>> BEGIN Given data

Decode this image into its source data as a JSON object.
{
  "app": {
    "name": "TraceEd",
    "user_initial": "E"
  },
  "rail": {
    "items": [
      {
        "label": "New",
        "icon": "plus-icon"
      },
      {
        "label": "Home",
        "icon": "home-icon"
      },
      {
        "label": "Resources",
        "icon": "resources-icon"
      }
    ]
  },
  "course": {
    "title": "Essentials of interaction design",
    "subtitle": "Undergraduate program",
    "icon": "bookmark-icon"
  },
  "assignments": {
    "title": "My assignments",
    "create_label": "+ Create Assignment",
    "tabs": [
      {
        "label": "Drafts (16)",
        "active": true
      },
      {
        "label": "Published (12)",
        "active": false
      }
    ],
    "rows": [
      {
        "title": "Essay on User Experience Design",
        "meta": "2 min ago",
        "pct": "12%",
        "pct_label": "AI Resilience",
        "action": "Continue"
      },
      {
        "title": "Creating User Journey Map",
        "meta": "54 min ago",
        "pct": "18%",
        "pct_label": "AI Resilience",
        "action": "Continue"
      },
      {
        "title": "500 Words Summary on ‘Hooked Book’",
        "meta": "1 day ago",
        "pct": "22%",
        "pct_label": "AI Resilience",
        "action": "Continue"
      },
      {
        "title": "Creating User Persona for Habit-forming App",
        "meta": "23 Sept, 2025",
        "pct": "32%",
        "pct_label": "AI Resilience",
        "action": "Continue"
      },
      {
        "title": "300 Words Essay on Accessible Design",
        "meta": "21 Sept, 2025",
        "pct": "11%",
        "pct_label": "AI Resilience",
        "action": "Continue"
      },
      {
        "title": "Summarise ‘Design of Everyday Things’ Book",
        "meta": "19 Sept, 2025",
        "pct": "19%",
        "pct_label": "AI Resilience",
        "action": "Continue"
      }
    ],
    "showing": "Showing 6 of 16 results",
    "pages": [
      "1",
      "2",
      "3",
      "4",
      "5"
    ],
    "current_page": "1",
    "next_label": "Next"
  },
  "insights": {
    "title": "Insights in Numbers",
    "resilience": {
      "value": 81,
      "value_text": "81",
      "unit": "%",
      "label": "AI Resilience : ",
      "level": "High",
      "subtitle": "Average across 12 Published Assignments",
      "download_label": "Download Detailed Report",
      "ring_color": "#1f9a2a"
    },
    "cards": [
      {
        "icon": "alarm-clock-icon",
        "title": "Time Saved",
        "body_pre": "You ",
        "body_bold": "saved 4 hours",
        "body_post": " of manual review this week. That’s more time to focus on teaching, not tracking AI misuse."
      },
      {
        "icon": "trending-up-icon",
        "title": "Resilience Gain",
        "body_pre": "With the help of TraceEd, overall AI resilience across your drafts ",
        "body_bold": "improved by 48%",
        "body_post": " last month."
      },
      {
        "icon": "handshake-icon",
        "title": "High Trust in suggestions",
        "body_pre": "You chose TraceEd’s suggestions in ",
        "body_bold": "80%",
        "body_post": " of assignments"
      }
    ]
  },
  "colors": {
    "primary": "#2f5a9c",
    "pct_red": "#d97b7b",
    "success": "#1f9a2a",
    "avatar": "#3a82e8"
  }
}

>> END Given data

Every line above should be printed again exactly as it stands.

Decode this image into its source data as a JSON object.
{
  "app": {
    "name": "TraceEd",
    "user_initial": "E"
  },
  "rail": {
    "items": [
      {
        "label": "New",
        "icon": "plus-icon"
      },
      {
        "label": "Home",
        "icon": "home-icon"
      },
      {
        "label": "Resources",
        "icon": "resources-icon"
      }
    ]
  },
  "course": {
    "title": "Essentials of interaction design",
    "subtitle": "Undergraduate program",
    "icon": "bookmark-icon"
  },
  "assignments": {
    "title": "My assignments",
    "create_label": "+ Create Assignment",
    "tabs": [
      {
        "label": "Drafts (16)",
        "active": true
      },
      {
        "label": "Published (12)",
        "active": false
      }
    ],
    "rows": [
      {
        "title": "Essay on User Experience Design",
        "meta": "2 min ago",
        "pct": "12%",
        "pct_label": "AI Resilience",
        "action": "Continue"
      },
      {
        "title": "Creating User Journey Map",
        "meta": "54 min ago",
        "pct": "18%",
        "pct_label": "AI Resilience",
        "action": "Continue"
      },
      {
        "title": "500 Words Summary on ‘Hooked Book’",
        "meta": "1 day ago",
        "pct": "22%",
        "pct_label": "AI Resilience",
        "action": "Continue"
      },
      {
        "title": "Creating User Persona for Habit-forming App",
        "meta": "23 Sept, 2025",
        "pct": "32%",
        "pct_label": "AI Resilience",
        "action": "Continue"
      },
      {
        "title": "300 Words Essay on Accessible Design",
        "meta": "21 Sept, 2025",
        "pct": "11%",
        "pct_label": "AI Resilience",
        "action": "Continue"
      },
      {
        "title": "Summarise ‘Design of Everyday Things’ Book",
        "meta": "19 Sept, 2025",
        "pct": "19%",
        "pct_label": "AI Resilience",
        "action": "Continue"
      }
    ],
    "showing": "Showing 6 of 16 results",
    "pages": [
      "1",
      "2",
      "3",
      "4",
      "5"
    ],
    "current_page": "1",
    "next_label": "Next"
  },
  "insights": {
    "title": "Insights in Numbers",
    "resilience": {
      "value": 81,
      "value_text": "81",
      "unit": "%",
      "label": "AI Resilience : ",
      "level": "High",
      "subtitle": "Average across 12 Published Assignments",
      "download_label": "Download Detailed Report",
      "ring_color": "#1f9a2a"
    },
    "cards": [
      {
        "icon": "alarm-clock-icon",
        "title": "Time Saved",
        "body_pre": "You ",
        "body_bold": "saved 4 hours",
        "body_post": " of manual review this week. That’s more time to focus on teaching, not tracking AI misuse."
      },
      {
        "icon": "trending-up-icon",
        "title": "Resilience Gain",
        "body_pre": "With the help of TraceEd, overall AI resilience across your drafts ",
        "body_bold": "improved by 48%",
        "body_post": " last month."
      },
      {
        "icon": "handshake-icon",
        "title": "High Trust in suggestions",
        "body_pre": "You chose TraceEd’s suggestions in ",
        "body_bold": "80%",
        "body_post": " of assignments"
      }
    ]
  },
  "colors": {
    "primary": "#2f5a9c",
    "pct_red": "#d97b7b",
    "success": "#1f9a2a",
    "avatar": "#3a82e8"
  }
}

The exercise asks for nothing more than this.